--- START Provided entries ---

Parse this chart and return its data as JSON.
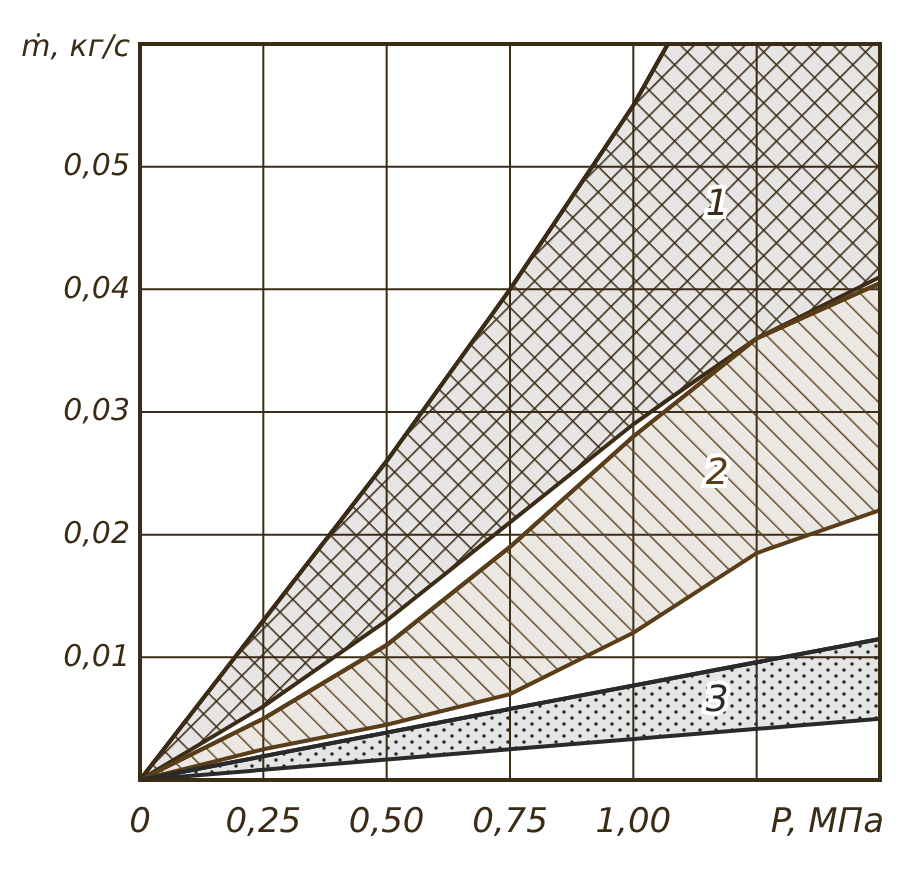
{
  "chart_data": {
    "type": "line",
    "xlabel": "P, МПа",
    "ylabel": "ṁ, кг/с",
    "xlim": [
      0,
      1.5
    ],
    "ylim": [
      0,
      0.06
    ],
    "xticks": [
      0,
      {
        "value": 0.25,
        "label": "0,25"
      },
      {
        "value": 0.5,
        "label": "0,50"
      },
      {
        "value": 0.75,
        "label": "0,75"
      },
      {
        "value": 1,
        "label": "1,00"
      },
      {
        "value": 1.25,
        "label": null
      },
      {
        "value": 1.5,
        "label": null
      }
    ],
    "yticks": [
      {
        "value": 0,
        "label": null
      },
      {
        "value": 0.01,
        "label": "0,01"
      },
      {
        "value": 0.02,
        "label": "0,02"
      },
      {
        "value": 0.03,
        "label": "0,03"
      },
      {
        "value": 0.04,
        "label": "0,04"
      },
      {
        "value": 0.05,
        "label": "0,05"
      },
      {
        "value": 0.06,
        "label": null
      }
    ],
    "grid": true,
    "series": [
      {
        "name": "1",
        "color": "#3a2c16",
        "x": [
          0,
          0.25,
          0.5,
          0.75,
          1,
          1.07,
          1.25,
          1.5
        ],
        "values": [
          0,
          0.013,
          0.026,
          0.04,
          0.055,
          0.06,
          0.06,
          0.06
        ],
        "upper": [
          0,
          0.013,
          0.026,
          0.04,
          0.055,
          0.06,
          0.06,
          0.06
        ],
        "lower": [
          0,
          0.006,
          0.013,
          0.021,
          0.029,
          0.031,
          0.036,
          0.041
        ]
      },
      {
        "name": "2",
        "color": "#5a3e1a",
        "x": [
          0,
          0.25,
          0.5,
          0.75,
          1,
          1.25,
          1.5
        ],
        "values": [
          0,
          0.005,
          0.011,
          0.019,
          0.028,
          0.036,
          0.0405
        ],
        "upper": [
          0,
          0.005,
          0.011,
          0.019,
          0.028,
          0.036,
          0.0405
        ],
        "lower": [
          0,
          0.0025,
          0.0045,
          0.007,
          0.012,
          0.0185,
          0.022
        ]
      },
      {
        "name": "3",
        "color": "#2a2a2a",
        "x": [
          0,
          0.75,
          1.5
        ],
        "values": [
          0,
          0.0058,
          0.0115
        ],
        "upper": [
          0,
          0.0058,
          0.0115
        ],
        "lower": [
          0,
          0.0025,
          0.005
        ]
      }
    ]
  }
}
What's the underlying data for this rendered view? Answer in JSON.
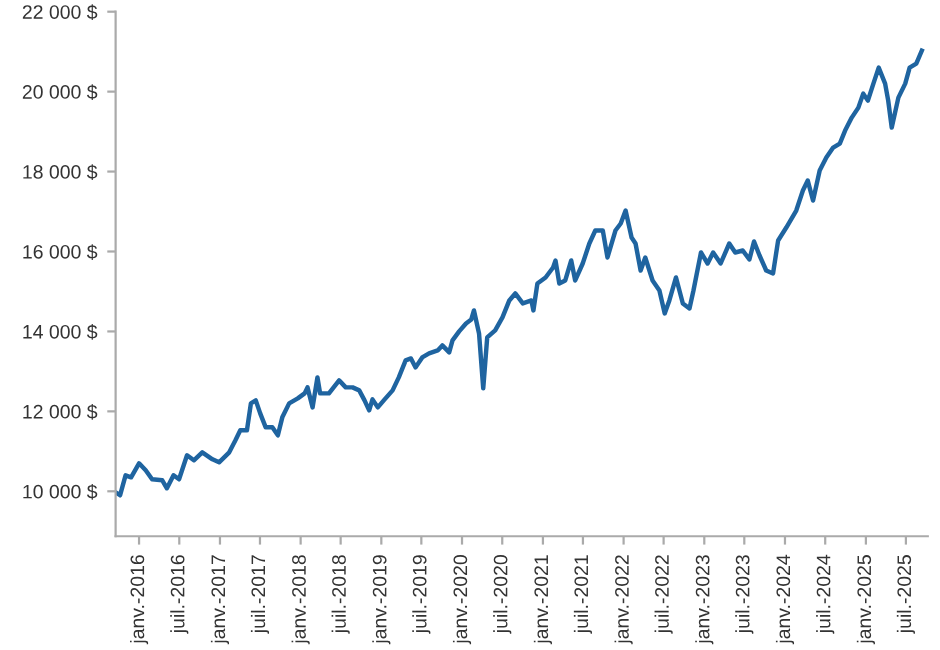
{
  "chart_data": {
    "type": "line",
    "x": [
      "2015-09-17",
      "2015-10-07",
      "2015-11-01",
      "2015-11-26",
      "2016-01-01",
      "2016-01-31",
      "2016-02-29",
      "2016-04-15",
      "2016-05-06",
      "2016-06-05",
      "2016-06-30",
      "2016-08-05",
      "2016-09-05",
      "2016-10-13",
      "2016-11-28",
      "2016-12-28",
      "2017-02-12",
      "2017-03-12",
      "2017-04-03",
      "2017-05-03",
      "2017-05-21",
      "2017-06-12",
      "2017-07-02",
      "2017-07-27",
      "2017-08-26",
      "2017-09-20",
      "2017-10-10",
      "2017-11-10",
      "2017-12-19",
      "2018-01-19",
      "2018-02-01",
      "2018-02-24",
      "2018-03-18",
      "2018-03-30",
      "2018-05-09",
      "2018-06-24",
      "2018-07-24",
      "2018-08-24",
      "2018-09-23",
      "2018-10-17",
      "2018-11-07",
      "2018-11-22",
      "2018-12-16",
      "2019-01-16",
      "2019-02-21",
      "2019-03-21",
      "2019-04-21",
      "2019-05-15",
      "2019-06-05",
      "2019-07-05",
      "2019-08-05",
      "2019-09-13",
      "2019-10-04",
      "2019-11-04",
      "2019-11-19",
      "2019-12-19",
      "2020-01-19",
      "2020-02-12",
      "2020-02-24",
      "2020-03-18",
      "2020-04-06",
      "2020-04-24",
      "2020-05-30",
      "2020-07-02",
      "2020-08-02",
      "2020-08-29",
      "2020-10-02",
      "2020-11-10",
      "2020-11-19",
      "2020-12-07",
      "2021-01-13",
      "2021-02-16",
      "2021-02-27",
      "2021-03-16",
      "2021-04-12",
      "2021-05-09",
      "2021-05-27",
      "2021-06-30",
      "2021-07-30",
      "2021-08-26",
      "2021-09-29",
      "2021-10-20",
      "2021-11-25",
      "2021-12-19",
      "2022-01-10",
      "2022-02-06",
      "2022-02-24",
      "2022-03-19",
      "2022-04-09",
      "2022-05-12",
      "2022-06-12",
      "2022-07-06",
      "2022-07-27",
      "2022-08-26",
      "2022-09-26",
      "2022-10-26",
      "2022-11-13",
      "2022-12-17",
      "2023-01-16",
      "2023-02-10",
      "2023-03-16",
      "2023-04-24",
      "2023-05-21",
      "2023-06-24",
      "2023-07-24",
      "2023-08-14",
      "2023-09-08",
      "2023-10-08",
      "2023-11-08",
      "2023-12-01",
      "2024-01-07",
      "2024-02-21",
      "2024-03-22",
      "2024-04-13",
      "2024-05-07",
      "2024-06-06",
      "2024-07-06",
      "2024-08-06",
      "2024-09-05",
      "2024-09-29",
      "2024-10-29",
      "2024-11-28",
      "2024-12-20",
      "2025-01-10",
      "2025-02-04",
      "2025-02-28",
      "2025-03-29",
      "2025-04-12",
      "2025-04-28",
      "2025-05-28",
      "2025-06-28",
      "2025-07-18",
      "2025-08-17",
      "2025-09-11"
    ],
    "series": [
      {
        "color": "#1f64a0",
        "values": [
          9975,
          9900,
          10400,
          10350,
          10700,
          10525,
          10300,
          10275,
          10075,
          10400,
          10300,
          10900,
          10775,
          10975,
          10800,
          10725,
          10975,
          11275,
          11525,
          11525,
          12200,
          12275,
          11950,
          11600,
          11600,
          11400,
          11850,
          12200,
          12325,
          12450,
          12600,
          12100,
          12850,
          12450,
          12450,
          12775,
          12600,
          12600,
          12525,
          12275,
          12025,
          12300,
          12100,
          12300,
          12525,
          12850,
          13275,
          13325,
          13100,
          13350,
          13450,
          13525,
          13650,
          13475,
          13775,
          14000,
          14200,
          14300,
          14525,
          13950,
          12575,
          13850,
          14025,
          14350,
          14775,
          14950,
          14700,
          14775,
          14525,
          15200,
          15350,
          15600,
          15775,
          15200,
          15275,
          15775,
          15275,
          15700,
          16200,
          16525,
          16525,
          15850,
          16525,
          16700,
          17025,
          16350,
          16200,
          15525,
          15850,
          15275,
          15025,
          14450,
          14775,
          15350,
          14700,
          14575,
          15025,
          15975,
          15700,
          15975,
          15700,
          16200,
          15975,
          16025,
          15800,
          16250,
          15900,
          15525,
          15450,
          16275,
          16600,
          17025,
          17525,
          17775,
          17275,
          18025,
          18350,
          18600,
          18700,
          19025,
          19350,
          19600,
          19950,
          19775,
          20200,
          20600,
          20200,
          19775,
          19100,
          19850,
          20200,
          20600,
          20700,
          21025
        ]
      }
    ],
    "xlim": [
      "2015-09-17",
      "2025-10-08"
    ],
    "xticks": [
      {
        "value": "2016-01-01",
        "label": "janv.-2016"
      },
      {
        "value": "2016-07-01",
        "label": "juil.-2016"
      },
      {
        "value": "2017-01-01",
        "label": "janv.-2017"
      },
      {
        "value": "2017-07-01",
        "label": "juil.-2017"
      },
      {
        "value": "2018-01-01",
        "label": "janv.-2018"
      },
      {
        "value": "2018-07-01",
        "label": "juil.-2018"
      },
      {
        "value": "2019-01-01",
        "label": "janv.-2019"
      },
      {
        "value": "2019-07-01",
        "label": "juil.-2019"
      },
      {
        "value": "2020-01-01",
        "label": "janv.-2020"
      },
      {
        "value": "2020-07-01",
        "label": "juil.-2020"
      },
      {
        "value": "2021-01-01",
        "label": "janv.-2021"
      },
      {
        "value": "2021-07-01",
        "label": "juil.-2021"
      },
      {
        "value": "2022-01-01",
        "label": "janv.-2022"
      },
      {
        "value": "2022-07-01",
        "label": "juil.-2022"
      },
      {
        "value": "2023-01-01",
        "label": "janv.-2023"
      },
      {
        "value": "2023-07-01",
        "label": "juil.-2023"
      },
      {
        "value": "2024-01-01",
        "label": "janv.-2024"
      },
      {
        "value": "2024-07-01",
        "label": "juil.-2024"
      },
      {
        "value": "2025-01-01",
        "label": "janv.-2025"
      },
      {
        "value": "2025-07-01",
        "label": "juil.-2025"
      }
    ],
    "ylim": [
      8875,
      22000
    ],
    "yticks": [
      {
        "value": 10000,
        "label": "10 000 $"
      },
      {
        "value": 12000,
        "label": "12 000 $"
      },
      {
        "value": 14000,
        "label": "14 000 $"
      },
      {
        "value": 16000,
        "label": "16 000 $"
      },
      {
        "value": 18000,
        "label": "18 000 $"
      },
      {
        "value": 20000,
        "label": "20 000 $"
      },
      {
        "value": 22000,
        "label": "22 000 $"
      }
    ],
    "grid": false,
    "legend": false,
    "marker": "none",
    "line_style": "solid"
  }
}
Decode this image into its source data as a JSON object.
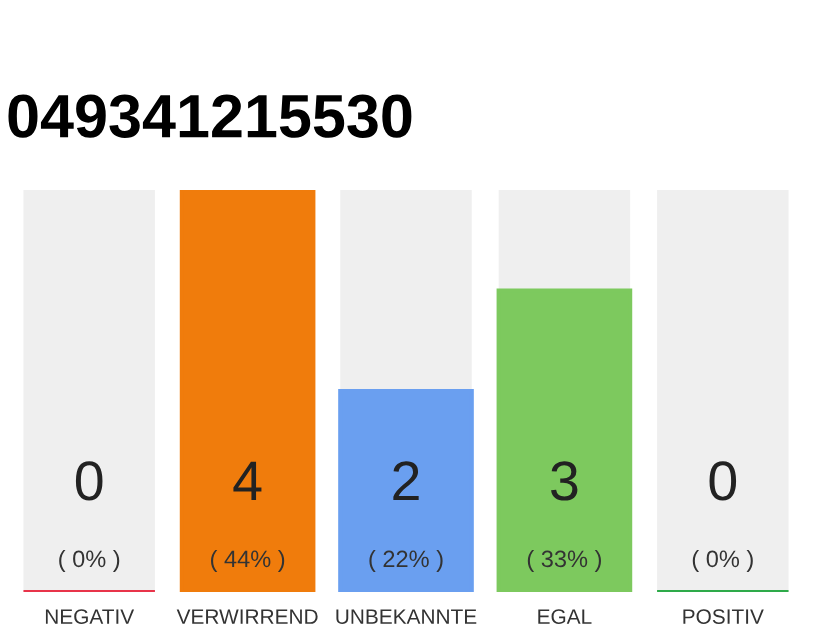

--- END Provided entries ---

[Aim of the task]: Count every line in the listing above that holds "color", then report only the count.

[Response to the exercise]: 4